**WORK REQUEST:** Every record below should be printed exactly as it appears.

»»

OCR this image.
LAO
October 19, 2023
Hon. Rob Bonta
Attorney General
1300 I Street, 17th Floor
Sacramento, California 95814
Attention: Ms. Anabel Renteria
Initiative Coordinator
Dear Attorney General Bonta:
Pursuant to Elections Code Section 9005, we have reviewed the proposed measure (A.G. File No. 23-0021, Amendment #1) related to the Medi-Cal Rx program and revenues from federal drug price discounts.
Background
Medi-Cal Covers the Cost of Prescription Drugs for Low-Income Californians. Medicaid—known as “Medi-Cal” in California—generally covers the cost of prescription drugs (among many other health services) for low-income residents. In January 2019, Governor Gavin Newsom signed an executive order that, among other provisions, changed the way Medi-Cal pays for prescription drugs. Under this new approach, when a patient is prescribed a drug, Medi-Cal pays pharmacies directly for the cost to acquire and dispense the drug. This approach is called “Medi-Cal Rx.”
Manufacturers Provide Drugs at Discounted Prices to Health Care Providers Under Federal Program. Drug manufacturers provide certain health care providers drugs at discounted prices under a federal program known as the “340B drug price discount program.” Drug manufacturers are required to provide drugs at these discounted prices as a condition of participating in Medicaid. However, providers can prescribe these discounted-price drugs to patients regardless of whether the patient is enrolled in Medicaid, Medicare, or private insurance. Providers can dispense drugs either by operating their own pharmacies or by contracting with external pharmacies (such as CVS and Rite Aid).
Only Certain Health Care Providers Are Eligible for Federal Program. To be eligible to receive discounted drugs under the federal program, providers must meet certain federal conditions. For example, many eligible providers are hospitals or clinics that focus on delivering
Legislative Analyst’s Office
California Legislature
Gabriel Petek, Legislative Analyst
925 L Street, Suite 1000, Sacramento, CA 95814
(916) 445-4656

««

**SOLUTION TO THIS PROBLEM:**
OCR this image.
LAO
October 19, 2023
Hon. Rob Bonta
Attorney General
1300 I Street, 17th Floor
Sacramento, California 95814
Attention: Ms. Anabel Renteria
Initiative Coordinator
Dear Attorney General Bonta:
Pursuant to Elections Code Section 9005, we have reviewed the proposed measure (A.G. File No. 23-0021, Amendment #1) related to the Medi-Cal Rx program and revenues from federal drug price discounts.
Background
Medi-Cal Covers the Cost of Prescription Drugs for Low-Income Californians. Medicaid—known as “Medi-Cal” in California—generally covers the cost of prescription drugs (among many other health services) for low-income residents. In January 2019, Governor Gavin Newsom signed an executive order that, among other provisions, changed the way Medi-Cal pays for prescription drugs. Under this new approach, when a patient is prescribed a drug, Medi-Cal pays pharmacies directly for the cost to acquire and dispense the drug. This approach is called “Medi-Cal Rx.”
Manufacturers Provide Drugs at Discounted Prices to Health Care Providers Under Federal Program. Drug manufacturers provide certain health care providers drugs at discounted prices under a federal program known as the “340B drug price discount program.” Drug manufacturers are required to provide drugs at these discounted prices as a condition of participating in Medicaid. However, providers can prescribe these discounted-price drugs to patients regardless of whether the patient is enrolled in Medicaid, Medicare, or private insurance. Providers can dispense drugs either by operating their own pharmacies or by contracting with external pharmacies (such as CVS and Rite Aid).
Only Certain Health Care Providers Are Eligible for Federal Program. To be eligible to receive discounted drugs under the federal program, providers must meet certain federal conditions. For example, many eligible providers are hospitals or clinics that focus on delivering
Legislative Analyst’s Office
California Legislature
Gabriel Petek, Legislative Analyst
925 L Street, Suite 1000, Sacramento, CA 95814
(916) 445-4656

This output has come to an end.